## Work instructions
Reproduce each record exactly.

▼

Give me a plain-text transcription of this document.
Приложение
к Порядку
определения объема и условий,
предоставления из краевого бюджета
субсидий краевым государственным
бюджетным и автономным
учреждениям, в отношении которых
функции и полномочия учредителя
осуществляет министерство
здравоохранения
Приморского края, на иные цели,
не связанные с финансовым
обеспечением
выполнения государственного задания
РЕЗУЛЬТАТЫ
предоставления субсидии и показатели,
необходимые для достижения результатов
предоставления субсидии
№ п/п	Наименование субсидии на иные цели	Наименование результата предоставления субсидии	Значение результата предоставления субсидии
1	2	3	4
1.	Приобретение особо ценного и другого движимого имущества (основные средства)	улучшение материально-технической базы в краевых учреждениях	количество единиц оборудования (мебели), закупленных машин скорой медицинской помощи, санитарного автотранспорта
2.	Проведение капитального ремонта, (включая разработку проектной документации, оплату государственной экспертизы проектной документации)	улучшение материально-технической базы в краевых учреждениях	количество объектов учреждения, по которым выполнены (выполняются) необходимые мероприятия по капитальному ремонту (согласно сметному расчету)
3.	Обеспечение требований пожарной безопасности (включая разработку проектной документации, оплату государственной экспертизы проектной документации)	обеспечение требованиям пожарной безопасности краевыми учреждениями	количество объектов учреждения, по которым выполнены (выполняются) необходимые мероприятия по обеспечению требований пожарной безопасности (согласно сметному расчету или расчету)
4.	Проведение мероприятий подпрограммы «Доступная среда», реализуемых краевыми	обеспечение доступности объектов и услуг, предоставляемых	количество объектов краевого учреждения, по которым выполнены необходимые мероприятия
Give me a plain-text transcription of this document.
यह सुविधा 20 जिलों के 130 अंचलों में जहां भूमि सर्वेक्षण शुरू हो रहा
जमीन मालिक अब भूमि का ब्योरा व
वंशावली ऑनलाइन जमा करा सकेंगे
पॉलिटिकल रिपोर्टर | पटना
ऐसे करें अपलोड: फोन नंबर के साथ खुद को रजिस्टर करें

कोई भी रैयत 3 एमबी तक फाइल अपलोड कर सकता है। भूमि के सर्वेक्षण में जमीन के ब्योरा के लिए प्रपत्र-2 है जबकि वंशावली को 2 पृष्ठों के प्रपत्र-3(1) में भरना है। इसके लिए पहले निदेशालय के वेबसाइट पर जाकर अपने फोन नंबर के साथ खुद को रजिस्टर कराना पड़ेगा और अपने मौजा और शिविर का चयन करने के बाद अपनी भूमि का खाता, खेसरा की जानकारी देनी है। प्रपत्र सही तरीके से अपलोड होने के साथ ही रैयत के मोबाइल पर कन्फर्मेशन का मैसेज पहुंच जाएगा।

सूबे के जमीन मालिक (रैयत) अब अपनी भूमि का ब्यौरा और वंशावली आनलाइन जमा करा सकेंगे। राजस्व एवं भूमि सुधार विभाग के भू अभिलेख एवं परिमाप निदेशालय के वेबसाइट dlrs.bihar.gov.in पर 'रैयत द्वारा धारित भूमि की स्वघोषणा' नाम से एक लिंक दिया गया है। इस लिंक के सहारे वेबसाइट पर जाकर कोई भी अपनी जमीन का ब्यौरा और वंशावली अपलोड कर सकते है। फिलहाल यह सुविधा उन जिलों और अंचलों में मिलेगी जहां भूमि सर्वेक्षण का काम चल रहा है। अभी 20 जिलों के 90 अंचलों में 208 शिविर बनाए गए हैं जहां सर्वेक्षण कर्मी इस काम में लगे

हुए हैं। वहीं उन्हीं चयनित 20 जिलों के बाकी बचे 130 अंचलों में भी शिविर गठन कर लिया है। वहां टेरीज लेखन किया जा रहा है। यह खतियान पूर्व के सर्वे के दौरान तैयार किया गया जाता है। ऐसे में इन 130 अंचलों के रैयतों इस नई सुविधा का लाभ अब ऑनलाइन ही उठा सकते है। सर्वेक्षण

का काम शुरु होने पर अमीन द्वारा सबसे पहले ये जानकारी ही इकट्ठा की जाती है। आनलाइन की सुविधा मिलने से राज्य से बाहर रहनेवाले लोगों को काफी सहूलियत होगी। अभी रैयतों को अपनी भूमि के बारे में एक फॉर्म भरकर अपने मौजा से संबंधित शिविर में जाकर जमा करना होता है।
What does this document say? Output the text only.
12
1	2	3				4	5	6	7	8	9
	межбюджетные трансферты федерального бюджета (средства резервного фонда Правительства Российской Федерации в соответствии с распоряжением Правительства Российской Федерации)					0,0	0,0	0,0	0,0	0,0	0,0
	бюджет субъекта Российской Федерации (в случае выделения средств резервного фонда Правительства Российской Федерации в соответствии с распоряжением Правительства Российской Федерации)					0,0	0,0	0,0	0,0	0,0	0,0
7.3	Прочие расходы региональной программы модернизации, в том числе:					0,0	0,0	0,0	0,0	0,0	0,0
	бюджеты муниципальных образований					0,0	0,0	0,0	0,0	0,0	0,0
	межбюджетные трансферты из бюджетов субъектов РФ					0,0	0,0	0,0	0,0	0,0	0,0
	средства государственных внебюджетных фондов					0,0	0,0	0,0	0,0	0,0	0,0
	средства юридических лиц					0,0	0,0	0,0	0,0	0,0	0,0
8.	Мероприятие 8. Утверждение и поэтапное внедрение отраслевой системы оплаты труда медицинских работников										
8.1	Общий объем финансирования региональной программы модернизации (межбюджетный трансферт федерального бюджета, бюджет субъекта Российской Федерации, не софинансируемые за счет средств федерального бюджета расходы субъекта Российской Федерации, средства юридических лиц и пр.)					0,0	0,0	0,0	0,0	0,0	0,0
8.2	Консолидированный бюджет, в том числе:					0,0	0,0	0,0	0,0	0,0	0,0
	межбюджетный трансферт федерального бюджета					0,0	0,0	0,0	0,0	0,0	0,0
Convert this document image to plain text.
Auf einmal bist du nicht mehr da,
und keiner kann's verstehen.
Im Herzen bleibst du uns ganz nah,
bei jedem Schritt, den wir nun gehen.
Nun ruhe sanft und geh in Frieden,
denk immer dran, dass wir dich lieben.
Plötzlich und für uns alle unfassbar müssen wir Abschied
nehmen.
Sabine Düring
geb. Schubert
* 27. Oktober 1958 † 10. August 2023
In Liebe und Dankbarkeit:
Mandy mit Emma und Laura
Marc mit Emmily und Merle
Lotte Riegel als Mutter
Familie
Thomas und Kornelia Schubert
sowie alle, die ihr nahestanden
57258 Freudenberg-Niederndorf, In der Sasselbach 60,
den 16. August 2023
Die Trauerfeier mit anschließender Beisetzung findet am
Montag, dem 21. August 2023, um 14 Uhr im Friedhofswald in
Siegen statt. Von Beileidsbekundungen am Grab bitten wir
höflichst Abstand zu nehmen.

▲

## Output
Give me a plain-text transcription of this document.
Приложение
к Порядку
определения объема и условий,
предоставления из краевого бюджета
субсидий краевым государственным
бюджетным и автономным
учреждениям, в отношении которых
функции и полномочия учредителя
осуществляет министерство
здравоохранения
Приморского края, на иные цели,
не связанные с финансовым
обеспечением
выполнения государственного задания
РЕЗУЛЬТАТЫ
предоставления субсидии и показатели,
необходимые для достижения результатов
предоставления субсидии
№ п/п	Наименование субсидии на иные цели	Наименование результата предоставления субсидии	Значение результата предоставления субсидии
1	2	3	4
1.	Приобретение особо ценного и другого движимого имущества (основные средства)	улучшение материально-технической базы в краевых учреждениях	количество единиц оборудования (мебели), закупленных машин скорой медицинской помощи, санитарного автотранспорта
2.	Проведение капитального ремонта, (включая разработку проектной документации, оплату государственной экспертизы проектной документации)	улучшение материально-технической базы в краевых учреждениях	количество объектов учреждения, по которым выполнены (выполняются) необходимые мероприятия по капитальному ремонту (согласно сметному расчету)
3.	Обеспечение требований пожарной безопасности (включая разработку проектной документации, оплату государственной экспертизы проектной документации)	обеспечение требованиям пожарной безопасности краевыми учреждениями	количество объектов учреждения, по которым выполнены (выполняются) необходимые мероприятия по обеспечению требований пожарной безопасности (согласно сметному расчету или расчету)
4.	Проведение мероприятий подпрограммы «Доступная среда», реализуемых краевыми	обеспечение доступности объектов и услуг, предоставляемых	количество объектов краевого учреждения, по которым выполнены необходимые мероприятия
Give me a plain-text transcription of this document.
यह सुविधा 20 जिलों के 130 अंचलों में जहां भूमि सर्वेक्षण शुरू हो रहा
जमीन मालिक अब भूमि का ब्योरा व
वंशावली ऑनलाइन जमा करा सकेंगे
पॉलिटिकल रिपोर्टर | पटना
ऐसे करें अपलोड: फोन नंबर के साथ खुद को रजिस्टर करें

कोई भी रैयत 3 एमबी तक फाइल अपलोड कर सकता है। भूमि के सर्वेक्षण में जमीन के ब्योरा के लिए प्रपत्र-2 है जबकि वंशावली को 2 पृष्ठों के प्रपत्र-3(1) में भरना है। इसके लिए पहले निदेशालय के वेबसाइट पर जाकर अपने फोन नंबर के साथ खुद को रजिस्टर कराना पड़ेगा और अपने मौजा और शिविर का चयन करने के बाद अपनी भूमि का खाता, खेसरा की जानकारी देनी है। प्रपत्र सही तरीके से अपलोड होने के साथ ही रैयत के मोबाइल पर कन्फर्मेशन का मैसेज पहुंच जाएगा।

सूबे के जमीन मालिक (रैयत) अब अपनी भूमि का ब्यौरा और वंशावली आनलाइन जमा करा सकेंगे। राजस्व एवं भूमि सुधार विभाग के भू अभिलेख एवं परिमाप निदेशालय के वेबसाइट dlrs.bihar.gov.in पर 'रैयत द्वारा धारित भूमि की स्वघोषणा' नाम से एक लिंक दिया गया है। इस लिंक के सहारे वेबसाइट पर जाकर कोई भी अपनी जमीन का ब्यौरा और वंशावली अपलोड कर सकते है। फिलहाल यह सुविधा उन जिलों और अंचलों में मिलेगी जहां भूमि सर्वेक्षण का काम चल रहा है। अभी 20 जिलों के 90 अंचलों में 208 शिविर बनाए गए हैं जहां सर्वेक्षण कर्मी इस काम में लगे

हुए हैं। वहीं उन्हीं चयनित 20 जिलों के बाकी बचे 130 अंचलों में भी शिविर गठन कर लिया है। वहां टेरीज लेखन किया जा रहा है। यह खतियान पूर्व के सर्वे के दौरान तैयार किया गया जाता है। ऐसे में इन 130 अंचलों के रैयतों इस नई सुविधा का लाभ अब ऑनलाइन ही उठा सकते है। सर्वेक्षण

का काम शुरु होने पर अमीन द्वारा सबसे पहले ये जानकारी ही इकट्ठा की जाती है। आनलाइन की सुविधा मिलने से राज्य से बाहर रहनेवाले लोगों को काफी सहूलियत होगी। अभी रैयतों को अपनी भूमि के बारे में एक फॉर्म भरकर अपने मौजा से संबंधित शिविर में जाकर जमा करना होता है।
What does this document say? Output the text only.
12
1	2	3				4	5	6	7	8	9
	межбюджетные трансферты федерального бюджета (средства резервного фонда Правительства Российской Федерации в соответствии с распоряжением Правительства Российской Федерации)					0,0	0,0	0,0	0,0	0,0	0,0
	бюджет субъекта Российской Федерации (в случае выделения средств резервного фонда Правительства Российской Федерации в соответствии с распоряжением Правительства Российской Федерации)					0,0	0,0	0,0	0,0	0,0	0,0
7.3	Прочие расходы региональной программы модернизации, в том числе:					0,0	0,0	0,0	0,0	0,0	0,0
	бюджеты муниципальных образований					0,0	0,0	0,0	0,0	0,0	0,0
	межбюджетные трансферты из бюджетов субъектов РФ					0,0	0,0	0,0	0,0	0,0	0,0
	средства государственных внебюджетных фондов					0,0	0,0	0,0	0,0	0,0	0,0
	средства юридических лиц					0,0	0,0	0,0	0,0	0,0	0,0
8.	Мероприятие 8. Утверждение и поэтапное внедрение отраслевой системы оплаты труда медицинских работников										
8.1	Общий объем финансирования региональной программы модернизации (межбюджетный трансферт федерального бюджета, бюджет субъекта Российской Федерации, не софинансируемые за счет средств федерального бюджета расходы субъекта Российской Федерации, средства юридических лиц и пр.)					0,0	0,0	0,0	0,0	0,0	0,0
8.2	Консолидированный бюджет, в том числе:					0,0	0,0	0,0	0,0	0,0	0,0
	межбюджетный трансферт федерального бюджета					0,0	0,0	0,0	0,0	0,0	0,0
Convert this document image to plain text.
Auf einmal bist du nicht mehr da,
und keiner kann's verstehen.
Im Herzen bleibst du uns ganz nah,
bei jedem Schritt, den wir nun gehen.
Nun ruhe sanft und geh in Frieden,
denk immer dran, dass wir dich lieben.
Plötzlich und für uns alle unfassbar müssen wir Abschied
nehmen.
Sabine Düring
geb. Schubert
* 27. Oktober 1958 † 10. August 2023
In Liebe und Dankbarkeit:
Mandy mit Emma und Laura
Marc mit Emmily und Merle
Lotte Riegel als Mutter
Familie
Thomas und Kornelia Schubert
sowie alle, die ihr nahestanden
57258 Freudenberg-Niederndorf, In der Sasselbach 60,
den 16. August 2023
Die Trauerfeier mit anschließender Beisetzung findet am
Montag, dem 21. August 2023, um 14 Uhr im Friedhofswald in
Siegen statt. Von Beileidsbekundungen am Grab bitten wir
höflichst Abstand zu nehmen.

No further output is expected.